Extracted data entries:
§ §
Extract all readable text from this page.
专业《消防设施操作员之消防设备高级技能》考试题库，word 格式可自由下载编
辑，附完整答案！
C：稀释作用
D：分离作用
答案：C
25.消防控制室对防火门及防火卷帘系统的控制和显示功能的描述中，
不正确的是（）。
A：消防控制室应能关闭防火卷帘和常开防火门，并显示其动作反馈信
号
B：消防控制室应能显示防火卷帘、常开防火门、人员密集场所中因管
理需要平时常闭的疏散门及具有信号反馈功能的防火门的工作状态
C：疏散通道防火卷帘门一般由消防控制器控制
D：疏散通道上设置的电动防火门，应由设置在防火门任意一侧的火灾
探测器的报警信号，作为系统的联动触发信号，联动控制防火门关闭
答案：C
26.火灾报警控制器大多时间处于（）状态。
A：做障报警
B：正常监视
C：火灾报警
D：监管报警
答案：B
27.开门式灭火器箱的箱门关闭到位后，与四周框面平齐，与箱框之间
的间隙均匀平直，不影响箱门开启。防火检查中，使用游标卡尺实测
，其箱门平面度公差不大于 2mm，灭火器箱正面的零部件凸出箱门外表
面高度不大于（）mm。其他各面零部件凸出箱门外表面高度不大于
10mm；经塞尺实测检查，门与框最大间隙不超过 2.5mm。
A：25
§ §
Go through the records above and set each one down exactly, please.

• _IN RESPONSE_
Extract all readable text from this page.
专业《消防设施操作员之消防设备高级技能》考试题库，word 格式可自由下载编
辑，附完整答案！
C：稀释作用
D：分离作用
答案：C
25.消防控制室对防火门及防火卷帘系统的控制和显示功能的描述中，
不正确的是（）。
A：消防控制室应能关闭防火卷帘和常开防火门，并显示其动作反馈信
号
B：消防控制室应能显示防火卷帘、常开防火门、人员密集场所中因管
理需要平时常闭的疏散门及具有信号反馈功能的防火门的工作状态
C：疏散通道防火卷帘门一般由消防控制器控制
D：疏散通道上设置的电动防火门，应由设置在防火门任意一侧的火灾
探测器的报警信号，作为系统的联动触发信号，联动控制防火门关闭
答案：C
26.火灾报警控制器大多时间处于（）状态。
A：做障报警
B：正常监视
C：火灾报警
D：监管报警
答案：B
27.开门式灭火器箱的箱门关闭到位后，与四周框面平齐，与箱框之间
的间隙均匀平直，不影响箱门开启。防火检查中，使用游标卡尺实测
，其箱门平面度公差不大于 2mm，灭火器箱正面的零部件凸出箱门外表
面高度不大于（）mm。其他各面零部件凸出箱门外表面高度不大于
10mm；经塞尺实测检查，门与框最大间隙不超过 2.5mm。
A：25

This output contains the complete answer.